THE DATA
--
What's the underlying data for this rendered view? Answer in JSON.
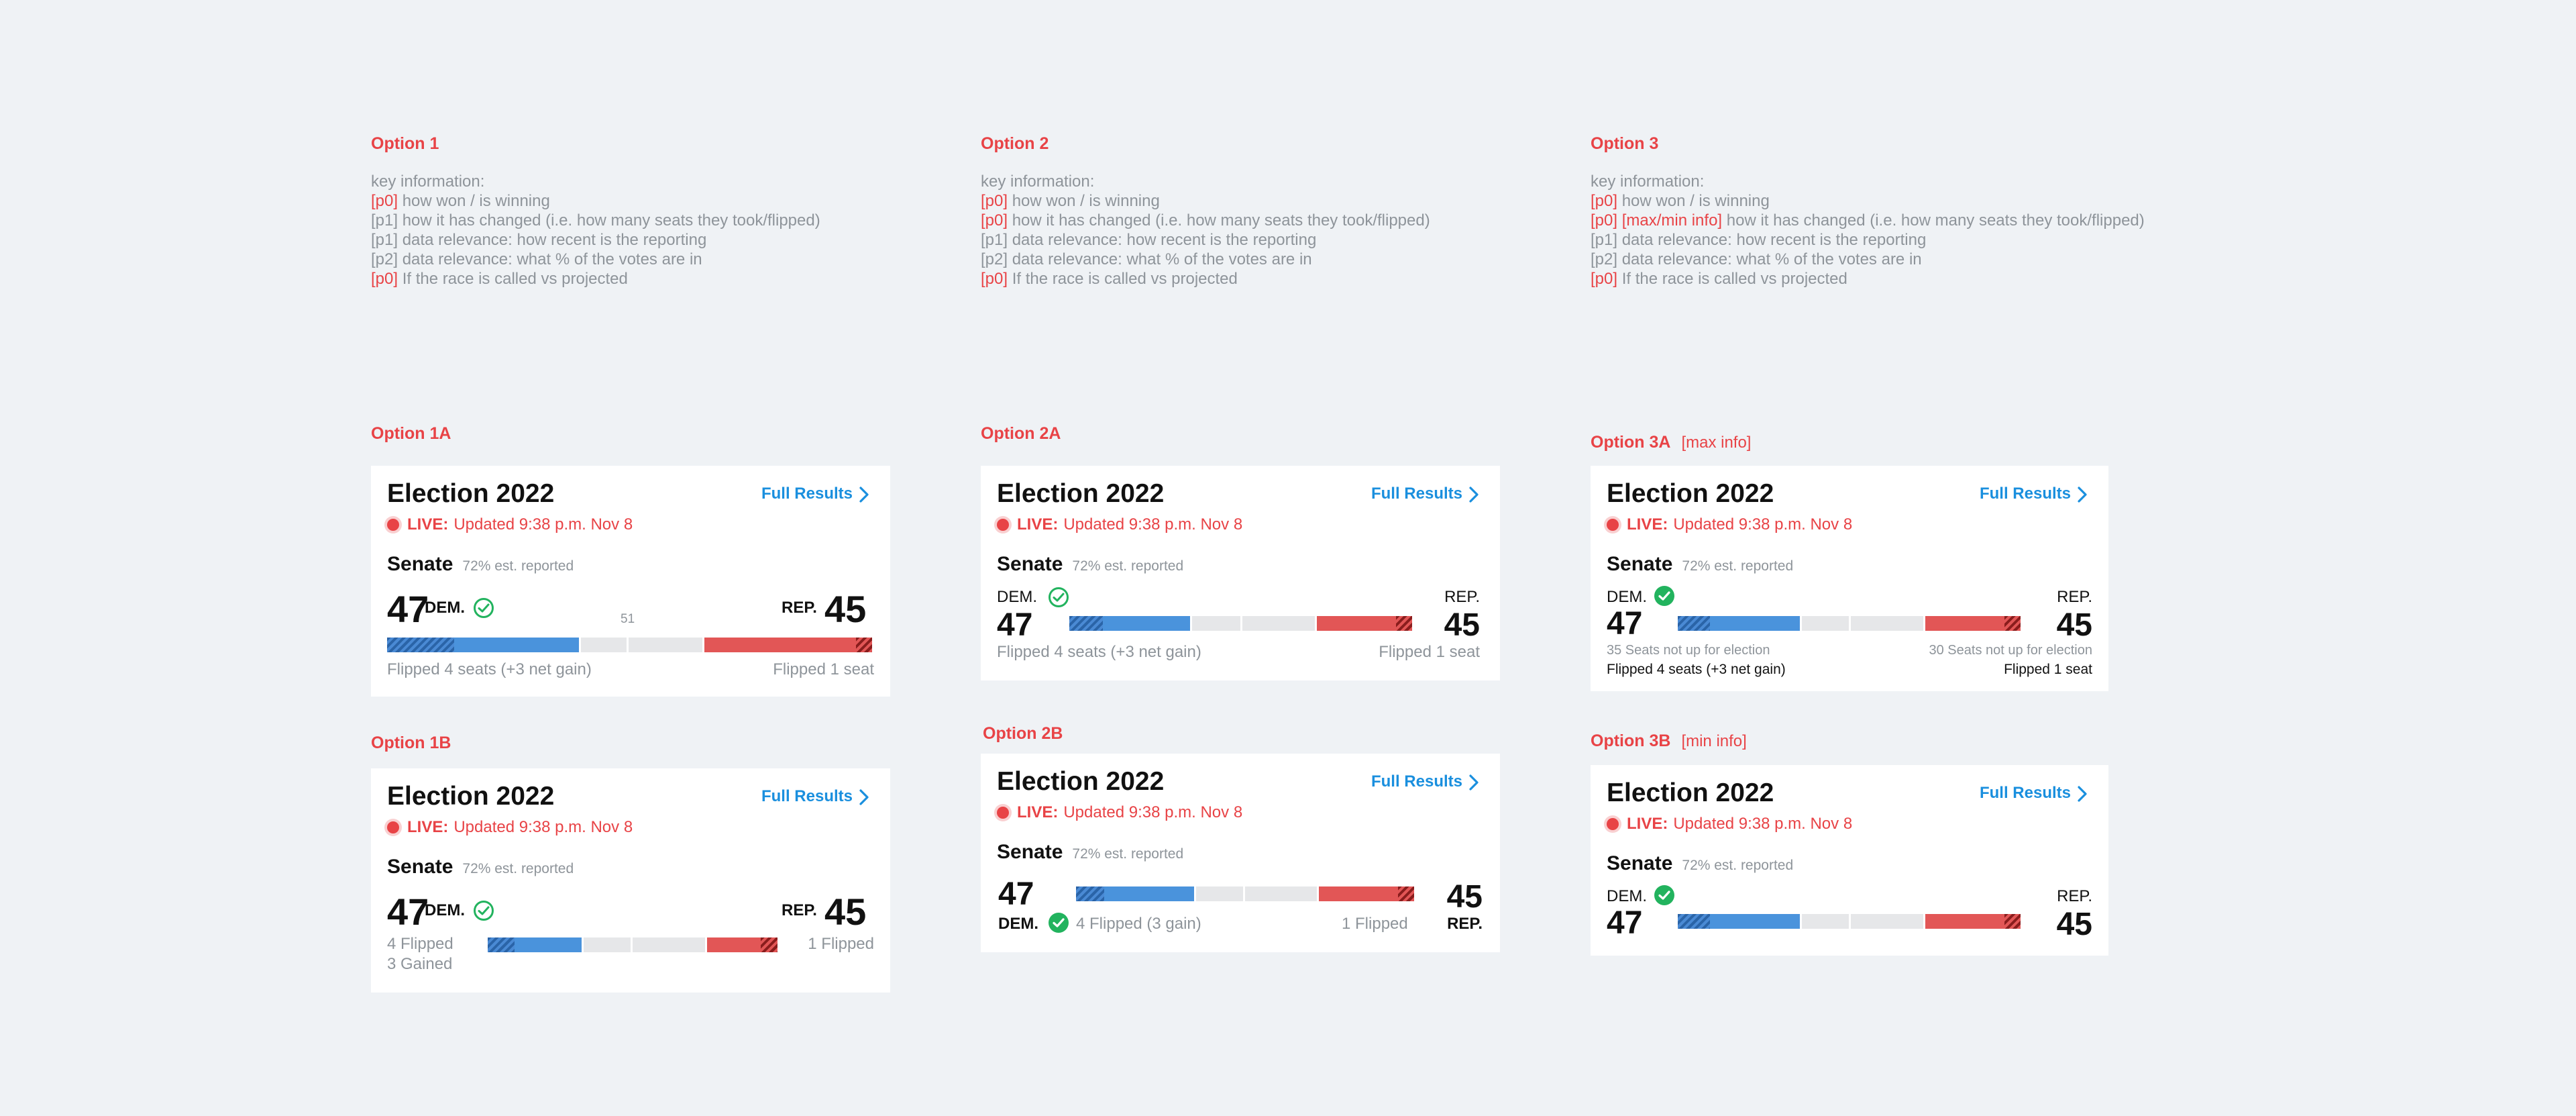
{
  "options": [
    {
      "label": "Option 1",
      "key_title": "key information:",
      "items": [
        {
          "tag": "[p0]",
          "tag_red": true,
          "text": " how won / is winning"
        },
        {
          "tag": "[p1]",
          "tag_red": false,
          "text": " how it has changed (i.e. how many seats they took/flipped)"
        },
        {
          "tag": "[p1]",
          "tag_red": false,
          "text": " data relevance: how recent is the reporting"
        },
        {
          "tag": "[p2]",
          "tag_red": false,
          "text": " data relevance: what % of the votes are in"
        },
        {
          "tag": "[p0]",
          "tag_red": true,
          "text": " If the race is called vs projected"
        }
      ]
    },
    {
      "label": "Option 2",
      "key_title": "key information:",
      "items": [
        {
          "tag": "[p0]",
          "tag_red": true,
          "text": " how won / is winning"
        },
        {
          "tag": "[p0]",
          "tag_red": true,
          "text": " how it has changed (i.e. how many seats they took/flipped)"
        },
        {
          "tag": "[p1]",
          "tag_red": false,
          "text": " data relevance: how recent is the reporting"
        },
        {
          "tag": "[p2]",
          "tag_red": false,
          "text": " data relevance: what % of the votes are in"
        },
        {
          "tag": "[p0]",
          "tag_red": true,
          "text": " If the race is called vs projected"
        }
      ]
    },
    {
      "label": "Option 3",
      "key_title": "key information:",
      "items": [
        {
          "tag": "[p0]",
          "tag_red": true,
          "text": " how won / is winning"
        },
        {
          "tag": "[p0] [max/min info]",
          "tag_red": true,
          "text": " how it has changed (i.e. how many seats they took/flipped)"
        },
        {
          "tag": "[p1]",
          "tag_red": false,
          "text": " data relevance: how recent is the reporting"
        },
        {
          "tag": "[p2]",
          "tag_red": false,
          "text": " data relevance: what % of the votes are in"
        },
        {
          "tag": "[p0]",
          "tag_red": true,
          "text": " If the race is called vs projected"
        }
      ]
    }
  ],
  "common": {
    "title": "Election 2022",
    "full_results": "Full Results",
    "live_label": "LIVE:",
    "live_text": "Updated 9:38 p.m. Nov 8",
    "senate": "Senate",
    "reported": "72% est. reported",
    "dem_seats": "47",
    "rep_seats": "45",
    "dem": "DEM.",
    "rep": "REP.",
    "colors": {
      "accent_red": "#e84346",
      "link_blue": "#1a8fde",
      "dem_blue": "#4a93dc",
      "rep_red": "#e25656",
      "check_green": "#22b35e"
    }
  },
  "c1a": {
    "label": "Option 1A",
    "majority": "51",
    "dem_foot": "Flipped 4 seats (+3 net gain)",
    "rep_foot": "Flipped 1 seat"
  },
  "c1b": {
    "label": "Option 1B",
    "dem_foot1": "4 Flipped",
    "dem_foot2": "3 Gained",
    "rep_foot": "1 Flipped"
  },
  "c2a": {
    "label": "Option 2A",
    "dem_foot": "Flipped 4 seats (+3 net gain)",
    "rep_foot": "Flipped 1 seat"
  },
  "c2b": {
    "label": "Option 2B",
    "dem_foot": "4 Flipped (3 gain)",
    "rep_foot": "1 Flipped"
  },
  "c3a": {
    "label": "Option 3A",
    "sub": "[max info]",
    "dem_note": "35 Seats not up for election",
    "dem_foot": "Flipped 4 seats (+3 net gain)",
    "rep_note": "30 Seats not up for election",
    "rep_foot": "Flipped 1 seat"
  },
  "c3b": {
    "label": "Option 3B",
    "sub": "[min info]"
  }
}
--
REQUEST
Except for the pictures, print the data above exactly.

TASK OUTPUT
What's the underlying data for this rendered view? Answer in JSON.
{
  "options": [
    {
      "label": "Option 1",
      "key_title": "key information:",
      "items": [
        {
          "tag": "[p0]",
          "tag_red": true,
          "text": " how won / is winning"
        },
        {
          "tag": "[p1]",
          "tag_red": false,
          "text": " how it has changed (i.e. how many seats they took/flipped)"
        },
        {
          "tag": "[p1]",
          "tag_red": false,
          "text": " data relevance: how recent is the reporting"
        },
        {
          "tag": "[p2]",
          "tag_red": false,
          "text": " data relevance: what % of the votes are in"
        },
        {
          "tag": "[p0]",
          "tag_red": true,
          "text": " If the race is called vs projected"
        }
      ]
    },
    {
      "label": "Option 2",
      "key_title": "key information:",
      "items": [
        {
          "tag": "[p0]",
          "tag_red": true,
          "text": " how won / is winning"
        },
        {
          "tag": "[p0]",
          "tag_red": true,
          "text": " how it has changed (i.e. how many seats they took/flipped)"
        },
        {
          "tag": "[p1]",
          "tag_red": false,
          "text": " data relevance: how recent is the reporting"
        },
        {
          "tag": "[p2]",
          "tag_red": false,
          "text": " data relevance: what % of the votes are in"
        },
        {
          "tag": "[p0]",
          "tag_red": true,
          "text": " If the race is called vs projected"
        }
      ]
    },
    {
      "label": "Option 3",
      "key_title": "key information:",
      "items": [
        {
          "tag": "[p0]",
          "tag_red": true,
          "text": " how won / is winning"
        },
        {
          "tag": "[p0] [max/min info]",
          "tag_red": true,
          "text": " how it has changed (i.e. how many seats they took/flipped)"
        },
        {
          "tag": "[p1]",
          "tag_red": false,
          "text": " data relevance: how recent is the reporting"
        },
        {
          "tag": "[p2]",
          "tag_red": false,
          "text": " data relevance: what % of the votes are in"
        },
        {
          "tag": "[p0]",
          "tag_red": true,
          "text": " If the race is called vs projected"
        }
      ]
    }
  ],
  "common": {
    "title": "Election 2022",
    "full_results": "Full Results",
    "live_label": "LIVE:",
    "live_text": "Updated 9:38 p.m. Nov 8",
    "senate": "Senate",
    "reported": "72% est. reported",
    "dem_seats": "47",
    "rep_seats": "45",
    "dem": "DEM.",
    "rep": "REP.",
    "colors": {
      "accent_red": "#e84346",
      "link_blue": "#1a8fde",
      "dem_blue": "#4a93dc",
      "rep_red": "#e25656",
      "check_green": "#22b35e"
    }
  },
  "c1a": {
    "label": "Option 1A",
    "majority": "51",
    "dem_foot": "Flipped 4 seats (+3 net gain)",
    "rep_foot": "Flipped 1 seat"
  },
  "c1b": {
    "label": "Option 1B",
    "dem_foot1": "4 Flipped",
    "dem_foot2": "3 Gained",
    "rep_foot": "1 Flipped"
  },
  "c2a": {
    "label": "Option 2A",
    "dem_foot": "Flipped 4 seats (+3 net gain)",
    "rep_foot": "Flipped 1 seat"
  },
  "c2b": {
    "label": "Option 2B",
    "dem_foot": "4 Flipped (3 gain)",
    "rep_foot": "1 Flipped"
  },
  "c3a": {
    "label": "Option 3A",
    "sub": "[max info]",
    "dem_note": "35 Seats not up for election",
    "dem_foot": "Flipped 4 seats (+3 net gain)",
    "rep_note": "30 Seats not up for election",
    "rep_foot": "Flipped 1 seat"
  },
  "c3b": {
    "label": "Option 3B",
    "sub": "[min info]"
  }
}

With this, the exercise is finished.